# Your objective
Set down exactly the lines from the one containing "Serialize everything readable" through the end of the records below, both included, and nothing else.

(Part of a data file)
>> start

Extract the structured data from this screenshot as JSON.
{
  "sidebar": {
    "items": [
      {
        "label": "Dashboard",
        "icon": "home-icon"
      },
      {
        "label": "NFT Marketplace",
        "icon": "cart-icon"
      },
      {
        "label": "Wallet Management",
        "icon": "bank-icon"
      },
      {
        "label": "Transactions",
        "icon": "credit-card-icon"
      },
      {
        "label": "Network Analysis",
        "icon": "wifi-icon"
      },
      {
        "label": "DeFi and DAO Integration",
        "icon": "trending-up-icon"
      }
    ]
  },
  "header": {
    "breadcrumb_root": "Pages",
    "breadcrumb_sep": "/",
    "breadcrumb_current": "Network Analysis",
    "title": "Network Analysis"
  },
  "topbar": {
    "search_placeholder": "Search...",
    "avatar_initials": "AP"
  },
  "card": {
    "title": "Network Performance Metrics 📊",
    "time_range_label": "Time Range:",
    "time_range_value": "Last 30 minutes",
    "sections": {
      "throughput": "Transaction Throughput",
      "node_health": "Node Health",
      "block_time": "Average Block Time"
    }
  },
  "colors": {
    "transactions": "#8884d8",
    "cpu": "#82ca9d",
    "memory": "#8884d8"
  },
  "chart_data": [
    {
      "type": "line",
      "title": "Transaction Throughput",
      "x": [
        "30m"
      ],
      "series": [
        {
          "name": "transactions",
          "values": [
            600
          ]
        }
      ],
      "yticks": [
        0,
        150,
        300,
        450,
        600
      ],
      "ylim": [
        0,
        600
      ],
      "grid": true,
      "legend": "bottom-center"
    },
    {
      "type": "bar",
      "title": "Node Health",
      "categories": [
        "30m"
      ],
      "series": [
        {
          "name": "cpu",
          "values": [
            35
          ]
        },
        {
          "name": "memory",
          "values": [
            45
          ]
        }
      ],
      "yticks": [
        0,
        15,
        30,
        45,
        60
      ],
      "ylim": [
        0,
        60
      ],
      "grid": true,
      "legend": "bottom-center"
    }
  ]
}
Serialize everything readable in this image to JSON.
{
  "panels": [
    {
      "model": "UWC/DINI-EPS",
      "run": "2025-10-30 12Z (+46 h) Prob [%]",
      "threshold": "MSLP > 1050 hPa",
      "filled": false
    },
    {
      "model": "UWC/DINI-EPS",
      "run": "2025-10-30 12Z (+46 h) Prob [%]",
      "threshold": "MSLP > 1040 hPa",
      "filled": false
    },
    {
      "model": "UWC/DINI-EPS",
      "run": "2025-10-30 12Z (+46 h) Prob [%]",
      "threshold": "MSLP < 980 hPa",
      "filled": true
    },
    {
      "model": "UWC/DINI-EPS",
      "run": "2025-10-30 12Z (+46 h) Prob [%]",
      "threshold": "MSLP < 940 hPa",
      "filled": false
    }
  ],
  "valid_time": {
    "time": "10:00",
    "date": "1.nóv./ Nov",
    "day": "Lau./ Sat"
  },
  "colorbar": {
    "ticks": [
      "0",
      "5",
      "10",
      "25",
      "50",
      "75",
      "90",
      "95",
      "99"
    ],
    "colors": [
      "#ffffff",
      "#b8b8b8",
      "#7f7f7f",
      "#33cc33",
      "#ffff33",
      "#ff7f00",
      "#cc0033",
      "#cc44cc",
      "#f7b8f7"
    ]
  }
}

>> end

# Written solution
Serialize everything readable in this image to JSON.
{
  "panels": [
    {
      "model": "UWC/DINI-EPS",
      "run": "2025-10-30 12Z (+46 h) Prob [%]",
      "threshold": "MSLP > 1050 hPa",
      "filled": false
    },
    {
      "model": "UWC/DINI-EPS",
      "run": "2025-10-30 12Z (+46 h) Prob [%]",
      "threshold": "MSLP > 1040 hPa",
      "filled": false
    },
    {
      "model": "UWC/DINI-EPS",
      "run": "2025-10-30 12Z (+46 h) Prob [%]",
      "threshold": "MSLP < 980 hPa",
      "filled": true
    },
    {
      "model": "UWC/DINI-EPS",
      "run": "2025-10-30 12Z (+46 h) Prob [%]",
      "threshold": "MSLP < 940 hPa",
      "filled": false
    }
  ],
  "valid_time": {
    "time": "10:00",
    "date": "1.nóv./ Nov",
    "day": "Lau./ Sat"
  },
  "colorbar": {
    "ticks": [
      "0",
      "5",
      "10",
      "25",
      "50",
      "75",
      "90",
      "95",
      "99"
    ],
    "colors": [
      "#ffffff",
      "#b8b8b8",
      "#7f7f7f",
      "#33cc33",
      "#ffff33",
      "#ff7f00",
      "#cc0033",
      "#cc44cc",
      "#f7b8f7"
    ]
  }
}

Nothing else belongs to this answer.